(SUPPLIED RECORDS)
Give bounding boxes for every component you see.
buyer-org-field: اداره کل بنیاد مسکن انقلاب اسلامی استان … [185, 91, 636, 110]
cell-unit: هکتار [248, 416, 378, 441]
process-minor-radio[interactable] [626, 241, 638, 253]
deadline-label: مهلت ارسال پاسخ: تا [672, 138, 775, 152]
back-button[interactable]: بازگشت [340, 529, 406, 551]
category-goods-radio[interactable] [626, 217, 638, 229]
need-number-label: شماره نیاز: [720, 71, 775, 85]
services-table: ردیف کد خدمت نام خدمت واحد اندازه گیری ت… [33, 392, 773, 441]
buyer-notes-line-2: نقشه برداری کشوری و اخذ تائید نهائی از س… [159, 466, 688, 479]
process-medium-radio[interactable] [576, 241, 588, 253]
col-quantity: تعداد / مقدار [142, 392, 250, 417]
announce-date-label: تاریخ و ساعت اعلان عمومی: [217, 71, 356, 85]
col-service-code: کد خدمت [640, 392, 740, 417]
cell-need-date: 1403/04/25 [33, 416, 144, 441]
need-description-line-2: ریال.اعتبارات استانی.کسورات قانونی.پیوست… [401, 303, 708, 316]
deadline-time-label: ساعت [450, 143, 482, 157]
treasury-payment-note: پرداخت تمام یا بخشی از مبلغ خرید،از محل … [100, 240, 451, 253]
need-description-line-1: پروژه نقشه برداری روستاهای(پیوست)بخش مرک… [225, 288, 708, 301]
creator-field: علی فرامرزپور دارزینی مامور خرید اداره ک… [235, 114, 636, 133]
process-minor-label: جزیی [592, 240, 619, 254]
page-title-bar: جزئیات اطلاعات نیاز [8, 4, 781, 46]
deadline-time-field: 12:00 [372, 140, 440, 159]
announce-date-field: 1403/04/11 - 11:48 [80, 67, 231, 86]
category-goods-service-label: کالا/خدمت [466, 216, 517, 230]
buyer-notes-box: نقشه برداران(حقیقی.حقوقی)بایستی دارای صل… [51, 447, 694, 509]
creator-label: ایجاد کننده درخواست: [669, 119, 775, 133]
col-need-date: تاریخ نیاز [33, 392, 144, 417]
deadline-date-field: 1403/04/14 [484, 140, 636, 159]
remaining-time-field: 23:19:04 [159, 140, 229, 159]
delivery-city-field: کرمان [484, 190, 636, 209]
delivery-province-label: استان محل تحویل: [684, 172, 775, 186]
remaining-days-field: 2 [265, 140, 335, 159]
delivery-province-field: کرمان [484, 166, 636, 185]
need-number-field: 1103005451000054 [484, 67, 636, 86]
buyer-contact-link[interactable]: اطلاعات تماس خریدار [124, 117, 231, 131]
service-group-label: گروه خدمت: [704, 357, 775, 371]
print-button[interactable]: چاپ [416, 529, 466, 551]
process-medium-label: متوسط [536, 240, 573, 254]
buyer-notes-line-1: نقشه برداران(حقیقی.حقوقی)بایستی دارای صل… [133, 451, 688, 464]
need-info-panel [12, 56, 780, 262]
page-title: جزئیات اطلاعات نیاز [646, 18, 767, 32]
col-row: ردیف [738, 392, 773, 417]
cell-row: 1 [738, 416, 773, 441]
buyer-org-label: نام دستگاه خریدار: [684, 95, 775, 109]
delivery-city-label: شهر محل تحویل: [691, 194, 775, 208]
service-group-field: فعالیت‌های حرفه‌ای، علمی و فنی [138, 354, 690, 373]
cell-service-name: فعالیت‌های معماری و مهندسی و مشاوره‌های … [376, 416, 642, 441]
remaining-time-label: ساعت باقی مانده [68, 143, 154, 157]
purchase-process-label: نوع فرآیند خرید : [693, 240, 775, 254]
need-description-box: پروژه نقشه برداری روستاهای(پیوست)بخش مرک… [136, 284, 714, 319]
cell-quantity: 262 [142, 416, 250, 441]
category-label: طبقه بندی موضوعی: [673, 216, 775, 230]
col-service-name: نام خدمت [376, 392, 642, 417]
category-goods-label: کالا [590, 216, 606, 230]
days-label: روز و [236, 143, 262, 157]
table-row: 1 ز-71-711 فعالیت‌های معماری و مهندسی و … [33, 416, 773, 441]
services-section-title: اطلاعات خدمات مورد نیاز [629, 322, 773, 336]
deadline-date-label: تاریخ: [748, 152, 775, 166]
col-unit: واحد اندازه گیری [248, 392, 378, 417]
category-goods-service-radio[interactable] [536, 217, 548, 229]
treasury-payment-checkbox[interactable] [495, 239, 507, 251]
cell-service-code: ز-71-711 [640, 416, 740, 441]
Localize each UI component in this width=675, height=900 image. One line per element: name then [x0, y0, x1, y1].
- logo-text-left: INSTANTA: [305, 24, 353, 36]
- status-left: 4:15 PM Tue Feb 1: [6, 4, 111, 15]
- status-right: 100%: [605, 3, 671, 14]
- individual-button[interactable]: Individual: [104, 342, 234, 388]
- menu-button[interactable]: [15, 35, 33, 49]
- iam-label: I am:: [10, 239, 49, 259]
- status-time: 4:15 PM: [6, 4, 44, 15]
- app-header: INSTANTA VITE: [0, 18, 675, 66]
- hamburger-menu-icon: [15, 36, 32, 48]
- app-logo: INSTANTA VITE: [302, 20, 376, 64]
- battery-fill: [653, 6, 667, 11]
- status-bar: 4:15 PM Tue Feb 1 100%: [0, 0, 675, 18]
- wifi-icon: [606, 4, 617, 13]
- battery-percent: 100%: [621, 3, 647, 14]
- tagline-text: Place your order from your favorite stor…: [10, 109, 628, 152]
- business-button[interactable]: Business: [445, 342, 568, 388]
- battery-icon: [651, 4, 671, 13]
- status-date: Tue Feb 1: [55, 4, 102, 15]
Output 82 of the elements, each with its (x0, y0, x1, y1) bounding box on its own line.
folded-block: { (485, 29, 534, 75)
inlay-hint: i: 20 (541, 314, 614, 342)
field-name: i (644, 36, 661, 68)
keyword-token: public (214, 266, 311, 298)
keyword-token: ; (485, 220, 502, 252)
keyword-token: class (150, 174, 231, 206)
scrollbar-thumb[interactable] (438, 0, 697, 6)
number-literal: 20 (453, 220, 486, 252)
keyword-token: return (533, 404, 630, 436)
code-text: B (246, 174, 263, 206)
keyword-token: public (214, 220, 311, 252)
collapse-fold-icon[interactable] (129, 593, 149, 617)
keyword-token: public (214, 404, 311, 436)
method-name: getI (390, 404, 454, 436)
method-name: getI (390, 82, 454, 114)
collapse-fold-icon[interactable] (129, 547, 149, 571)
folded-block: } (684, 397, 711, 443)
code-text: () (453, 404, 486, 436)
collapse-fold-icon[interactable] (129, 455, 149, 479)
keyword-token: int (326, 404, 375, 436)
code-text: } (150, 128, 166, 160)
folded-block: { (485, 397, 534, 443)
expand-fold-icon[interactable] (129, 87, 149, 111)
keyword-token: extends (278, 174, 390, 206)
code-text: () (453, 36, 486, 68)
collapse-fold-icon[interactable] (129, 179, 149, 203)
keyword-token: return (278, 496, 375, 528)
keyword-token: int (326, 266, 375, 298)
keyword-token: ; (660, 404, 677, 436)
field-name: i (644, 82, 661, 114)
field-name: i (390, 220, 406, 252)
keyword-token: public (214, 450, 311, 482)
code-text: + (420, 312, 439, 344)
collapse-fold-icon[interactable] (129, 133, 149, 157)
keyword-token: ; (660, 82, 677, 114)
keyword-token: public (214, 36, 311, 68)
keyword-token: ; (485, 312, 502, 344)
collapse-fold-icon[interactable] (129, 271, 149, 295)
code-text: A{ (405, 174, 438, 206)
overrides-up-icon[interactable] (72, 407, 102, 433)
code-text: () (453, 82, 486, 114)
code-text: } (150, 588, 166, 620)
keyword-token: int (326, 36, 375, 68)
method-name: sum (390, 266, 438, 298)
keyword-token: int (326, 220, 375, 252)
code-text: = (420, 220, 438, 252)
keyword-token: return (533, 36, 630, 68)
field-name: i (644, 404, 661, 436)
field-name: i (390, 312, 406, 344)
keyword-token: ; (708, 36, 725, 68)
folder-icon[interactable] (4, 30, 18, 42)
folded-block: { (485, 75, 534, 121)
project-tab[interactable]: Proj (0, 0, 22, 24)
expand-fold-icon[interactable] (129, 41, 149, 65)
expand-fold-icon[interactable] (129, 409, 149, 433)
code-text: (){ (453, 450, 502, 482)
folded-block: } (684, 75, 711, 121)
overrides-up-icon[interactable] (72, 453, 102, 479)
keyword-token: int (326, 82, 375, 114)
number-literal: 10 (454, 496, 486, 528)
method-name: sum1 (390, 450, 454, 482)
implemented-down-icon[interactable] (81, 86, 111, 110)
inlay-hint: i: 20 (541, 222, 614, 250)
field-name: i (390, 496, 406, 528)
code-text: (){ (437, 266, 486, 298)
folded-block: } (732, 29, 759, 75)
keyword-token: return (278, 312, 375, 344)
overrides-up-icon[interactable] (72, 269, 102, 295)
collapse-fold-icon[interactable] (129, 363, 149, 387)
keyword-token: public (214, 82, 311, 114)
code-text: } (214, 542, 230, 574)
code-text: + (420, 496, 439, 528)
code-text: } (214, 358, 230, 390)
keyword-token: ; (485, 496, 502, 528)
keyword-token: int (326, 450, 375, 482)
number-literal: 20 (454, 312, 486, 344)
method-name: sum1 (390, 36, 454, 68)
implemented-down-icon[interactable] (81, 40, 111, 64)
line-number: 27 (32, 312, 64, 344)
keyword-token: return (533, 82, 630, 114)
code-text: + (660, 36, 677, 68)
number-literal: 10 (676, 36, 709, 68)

(EXERCISE) Print the lines from the first one through the line containing "process-minor-radio[interactable] [626, 241, 638, 253]", both included, with every character unchanged.

(TASK RESULT)
Give bounding boxes for every component you see.
buyer-org-field: اداره کل بنیاد مسکن انقلاب اسلامی استان … [185, 91, 636, 110]
cell-unit: هکتار [248, 416, 378, 441]
process-minor-radio[interactable] [626, 241, 638, 253]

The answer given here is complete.